In the data, extract each line that holds the string "Gender".
--- Data extract ---
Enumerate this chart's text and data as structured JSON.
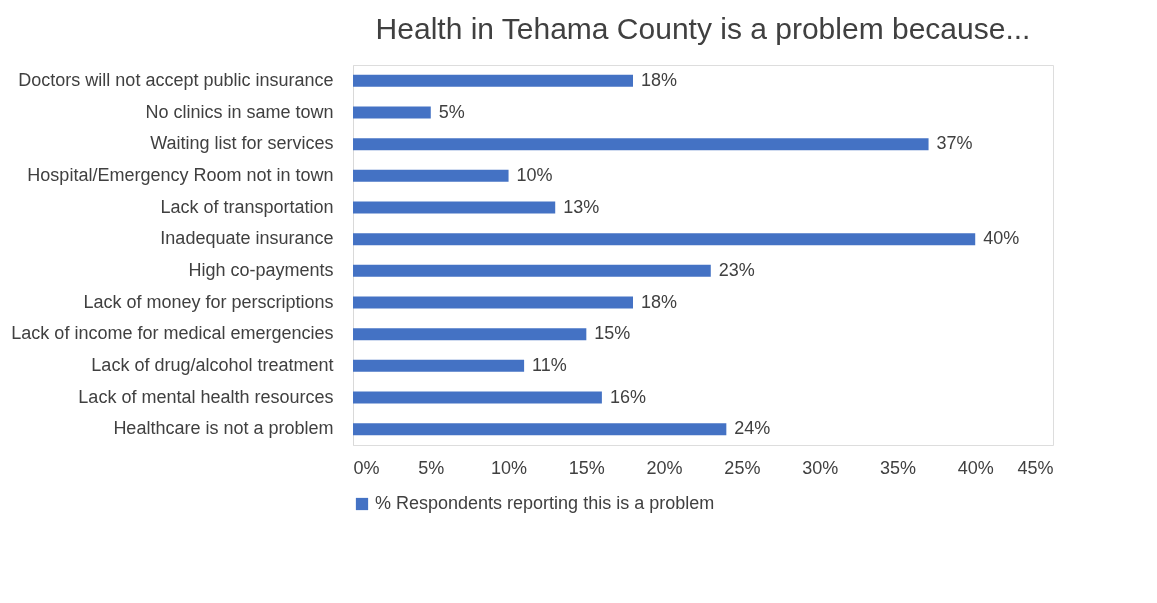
{
  "chart_data": {
    "type": "bar",
    "orientation": "horizontal",
    "title": "Health in Tehama County is a problem because...",
    "categories": [
      "Doctors will not accept public insurance",
      "No clinics in same town",
      "Waiting list for services",
      "Hospital/Emergency Room not in town",
      "Lack of transportation",
      "Inadequate insurance",
      "High co-payments",
      "Lack of money for perscriptions",
      "Lack of income for medical emergencies",
      "Lack of drug/alcohol treatment",
      "Lack of mental health resources",
      "Healthcare is not a problem"
    ],
    "series": [
      {
        "name": "% Respondents reporting this is a problem",
        "color": "#4472c4",
        "values": [
          18,
          5,
          37,
          10,
          13,
          40,
          23,
          18,
          15,
          11,
          16,
          24
        ],
        "value_labels": [
          "18%",
          "5%",
          "37%",
          "10%",
          "13%",
          "40%",
          "23%",
          "18%",
          "15%",
          "11%",
          "16%",
          "24%"
        ]
      }
    ],
    "xlim": [
      0,
      45
    ],
    "xticks": [
      {
        "value": 0,
        "label": "0%"
      },
      {
        "value": 5,
        "label": "5%"
      },
      {
        "value": 10,
        "label": "10%"
      },
      {
        "value": 15,
        "label": "15%"
      },
      {
        "value": 20,
        "label": "20%"
      },
      {
        "value": 25,
        "label": "25%"
      },
      {
        "value": 30,
        "label": "30%"
      },
      {
        "value": 35,
        "label": "35%"
      },
      {
        "value": 40,
        "label": "40%"
      },
      {
        "value": 45,
        "label": "45%"
      }
    ],
    "grid": false,
    "legend": "bottom"
  }
}
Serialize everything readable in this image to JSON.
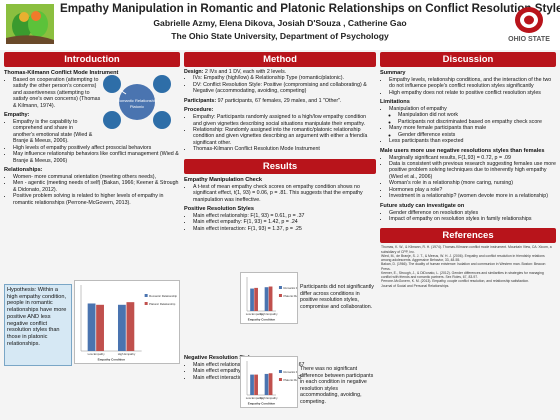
{
  "header": {
    "title": "Empathy Manipulation in Romantic and Platonic Relationships on Conflict Resolution Styles",
    "authors": "Gabrielle Azmy, Elena Dikova, Josiah D'Souza , Catherine Gao",
    "affiliation": "The Ohio State University, Department of Psychology",
    "logo_right_text": "OHIO STATE"
  },
  "introduction": {
    "heading": "Introduction",
    "tki_title": "Thomas-Kilmann Conflict Mode Instrument",
    "tki_bullets": [
      "Based on cooperation (attempting to satisfy the other person's concerns) and assertiveness (attempting to satisfy one's own concerns) (Thomas & Kilmann, 1974)."
    ],
    "empathy_title": "Empathy:",
    "empathy_bullets": [
      "Empathy is the capability to comprehend and share in another's emotional state (Wied & Branje & Meeus, 2006).",
      "High levels of empathy positively affect prosocial behaviors",
      "May influence relationship behaviors like conflict management (Wied & Branje & Meeus, 2006)"
    ],
    "relationships_title": "Relationships:",
    "relationships_bullets": [
      "Women- more communal orientation (meeting others needs),",
      "Men - agentic (meeting needs of self) (Bakan, 1966; Keener & Strough & Didonato, 2012).",
      "Positive problem solving is related to higher levels of empathy in romantic relationships (Perrone-McGovern, 2013)."
    ],
    "diagram_labels": [
      "Romantic Relationship",
      "Platonic"
    ],
    "hypothesis": "Hypothesis: Within a high empathy condition, people in romantic relationships have more positive AND less negative conflict resolution styles than those in platonic relationships."
  },
  "method": {
    "heading": "Method",
    "design_title": "Design:",
    "design_text": "2 IVs and 1 DV, each with 2 levels.",
    "design_bullets": [
      "IVs: Empathy (high/low) & Relationship Type (romantic/platonic).",
      "DV: Conflict Resolution Style: Positive (compromising and collaborating) & Negative (accommodating, avoiding, competing)"
    ],
    "participants_title": "Participants:",
    "participants_text": "97 participants, 67 females, 29 males, and 1 \"Other\".",
    "procedure_title": "Procedure:",
    "procedure_bullets": [
      "Empathy: Participants randomly assigned to a high/low empathy condition and given vignettes describing social situations manipulate their empathy.",
      "Relationship: Randomly assigned into the romantic/platonic relationship condition and given vignettes describing an argument with either a friend/a significant other.",
      "Thomas-Kilmann Conflict Resolution Mode Instrument"
    ]
  },
  "results": {
    "heading": "Results",
    "check_title": "Empathy Manipulation Check",
    "check_bullets": [
      "A t-test of mean empathy check scores on empathy condition shows no significant effect, t(1, 93) = 0.06, p = .81. This suggests that the empathy manipulation was ineffective."
    ],
    "positive_title": "Positive Resolution Styles",
    "positive_effects": [
      "Main effect relationship:   F(1, 93) = 0.61, p = .37",
      "Main effect empathy:         F(1, 93) = 1.42, p = .24",
      "Main effect interaction:      F(1, 93) = 1.37, p = .25"
    ],
    "positive_note": "Participants did not significantly differ across conditions in positive resolution styles, compromise and collaboration.",
    "negative_title": "Negative Resolution Styles",
    "negative_effects": [
      "Main effect relationship:   F(1, 93) = 0.19, p = .67",
      "Main effect empathy:         F(1, 93) = 0.93, p = .34",
      "Main effect interaction:      F(1, 93) = 0.42, p = .52"
    ],
    "negative_note": "There was no significant difference between participants in each condition in negative resolution styles accommodating, avoiding, competing."
  },
  "charts": {
    "legend": [
      "Romantic Relationship",
      "Platonic Relationship"
    ],
    "categories": [
      "Low Empathy",
      "High Empathy"
    ],
    "xlabel": "Empathy Condition",
    "colors": [
      "#4a74b0",
      "#c0504d"
    ]
  },
  "chart_data": [
    {
      "type": "bar",
      "categories": [
        "Low Empathy",
        "High Empathy"
      ],
      "series": [
        {
          "name": "Romantic Relationship",
          "values": [
            3.6,
            3.5
          ]
        },
        {
          "name": "Platonic Relationship",
          "values": [
            3.5,
            3.7
          ]
        }
      ],
      "xlabel": "Empathy Condition",
      "ylim": [
        0,
        5
      ]
    },
    {
      "type": "bar",
      "categories": [
        "Low Empathy",
        "High Empathy"
      ],
      "series": [
        {
          "name": "Romantic Relationship",
          "values": [
            3.3,
            3.5
          ]
        },
        {
          "name": "Platonic Relationship",
          "values": [
            3.4,
            3.6
          ]
        }
      ],
      "xlabel": "Empathy Condition",
      "ylim": [
        0,
        5
      ]
    },
    {
      "type": "bar",
      "categories": [
        "Low Empathy",
        "High Empathy"
      ],
      "series": [
        {
          "name": "Romantic Relationship",
          "values": [
            3.0,
            3.1
          ]
        },
        {
          "name": "Platonic Relationship",
          "values": [
            3.0,
            3.2
          ]
        }
      ],
      "xlabel": "Empathy Condition",
      "ylim": [
        0,
        5
      ]
    }
  ],
  "discussion": {
    "heading": "Discussion",
    "summary_title": "Summary",
    "summary_bullets": [
      "Empathy levels, relationship conditions, and the interaction of the two do not influence people's conflict resolution styles significantly",
      "High empathy does not relate to positive conflict resolution styles"
    ],
    "limitations_title": "Limitations",
    "limitations_items": [
      {
        "text": "Manipulation of empathy",
        "sub": [
          "Manipulation did not work",
          "Participants not discriminated based on empathy check score"
        ]
      },
      {
        "text": "Many more female participants than male",
        "sub": [
          "Gender difference exists"
        ]
      },
      {
        "text": "Less participants than expected",
        "sub": []
      }
    ],
    "trends_title": "Male users more use negative resolutions styles than females",
    "trends_bullets": [
      "Marginally significant results, F(1,93) = 0.72, p = .09",
      "Data is consistent with previous research suggesting females use more positive problem solving techniques due to inherently high empathy (Wied et al., 2006)",
      "Woman's role in a relationship (more caring, nursing)",
      "Hormones play a role?",
      "Investment in a relationship? (women devote more in a relationship)"
    ],
    "future_title": "Future study can investigate on",
    "future_bullets": [
      "Gender difference on resolution styles",
      "Impact of empathy on resolution styles in family relationships"
    ]
  },
  "references": {
    "heading": "References",
    "items": [
      "Thomas, K. W., & Kilmann, R. H. (1974). Thomas-Kilmann conflict mode instrument. Mountain View, CA: Xicom, a subsidiary of CPP, Inc.",
      "Wied, M., de Branje, S. J. T., & Meeus, W. H. J. (2006). Empathy and conflict resolution in friendship relations among adolescents. Aggressive Behavior, 33, 48-55.",
      "Bakan, D. (1966). The duality of human existence: Isolation and communion in Western man. Boston: Beacon Press.",
      "Keener, E., Strough, J., & DiDonato, L. (2012). Gender differences and similarities in strategies for managing conflict with friends and romantic partners. Sex Roles, 67, 83-97.",
      "Perrone-McGovern, K. M. (2013). Empathy, couple conflict resolution, and relationship satisfaction.",
      "Journal of Social and Personal Relationships."
    ]
  }
}
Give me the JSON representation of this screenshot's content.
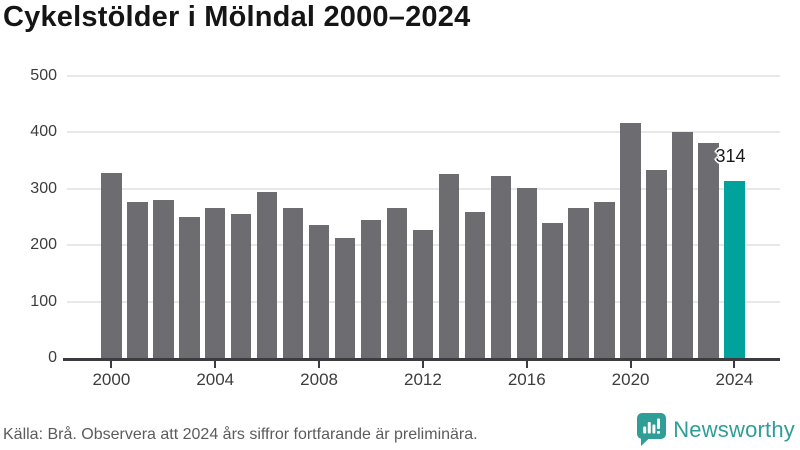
{
  "title": "Cykelstölder i Mölndal 2000–2024",
  "chart_data": {
    "type": "bar",
    "title": "Cykelstölder i Mölndal 2000–2024",
    "categories": [
      2000,
      2001,
      2002,
      2003,
      2004,
      2005,
      2006,
      2007,
      2008,
      2009,
      2010,
      2011,
      2012,
      2013,
      2014,
      2015,
      2016,
      2017,
      2018,
      2019,
      2020,
      2021,
      2022,
      2023,
      2024
    ],
    "values": [
      328,
      276,
      280,
      250,
      266,
      254,
      293,
      266,
      236,
      213,
      244,
      265,
      227,
      325,
      259,
      323,
      301,
      239,
      265,
      276,
      416,
      332,
      400,
      380,
      314
    ],
    "xlabel": "",
    "ylabel": "",
    "ylim": [
      0,
      500
    ],
    "y_ticks": [
      0,
      100,
      200,
      300,
      400,
      500
    ],
    "x_tick_years": [
      2000,
      2004,
      2008,
      2012,
      2016,
      2020,
      2024
    ],
    "grid": true,
    "legend": "none",
    "bar_color": "#6c6c71",
    "highlight_color": "#00a29b",
    "highlight": {
      "category": 2024,
      "value": 314,
      "annotation": "314"
    }
  },
  "footer": {
    "source_note": "Källa: Brå. Observera att 2024 års siffror fortfarande är preliminära.",
    "brand": "Newsworthy",
    "brand_color": "#2f9e97"
  }
}
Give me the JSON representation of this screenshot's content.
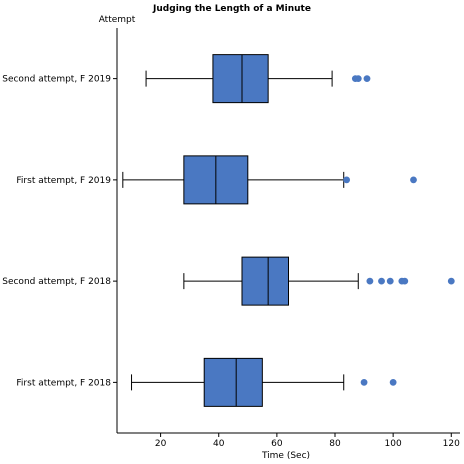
{
  "chart_data": {
    "type": "boxplot",
    "orientation": "horizontal",
    "title": "Judging the Length of a Minute",
    "xlabel": "Time (Sec)",
    "ylabel": "Attempt",
    "xlim": [
      5,
      123
    ],
    "xticks": [
      20,
      40,
      60,
      80,
      100,
      120
    ],
    "grid": false,
    "color": "#4a78c2",
    "categories": [
      "Second attempt, F 2019",
      "First attempt, F 2019",
      "Second attempt, F 2018",
      "First attempt, F 2018"
    ],
    "boxes": [
      {
        "category": "Second attempt, F 2019",
        "whisker_low": 15,
        "q1": 38,
        "median": 48,
        "q3": 57,
        "whisker_high": 79,
        "outliers": [
          87,
          88,
          91
        ]
      },
      {
        "category": "First attempt, F 2019",
        "whisker_low": 7,
        "q1": 28,
        "median": 39,
        "q3": 50,
        "whisker_high": 83,
        "outliers": [
          84,
          107
        ]
      },
      {
        "category": "Second attempt, F 2018",
        "whisker_low": 28,
        "q1": 48,
        "median": 57,
        "q3": 64,
        "whisker_high": 88,
        "outliers": [
          92,
          96,
          99,
          103,
          104,
          120
        ]
      },
      {
        "category": "First attempt, F 2018",
        "whisker_low": 10,
        "q1": 35,
        "median": 46,
        "q3": 55,
        "whisker_high": 83,
        "outliers": [
          90,
          100
        ]
      }
    ]
  }
}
---
-- Exercise solution --
          "Gender difference exists"
      "Gender difference on resolution styles",
      "Keener, E., Strough, J., & DiDonato, L. (2012). Gender differences and similarities in strategies for managing conflict with friends and romantic partners. Sex Roles, 67, 83-97.",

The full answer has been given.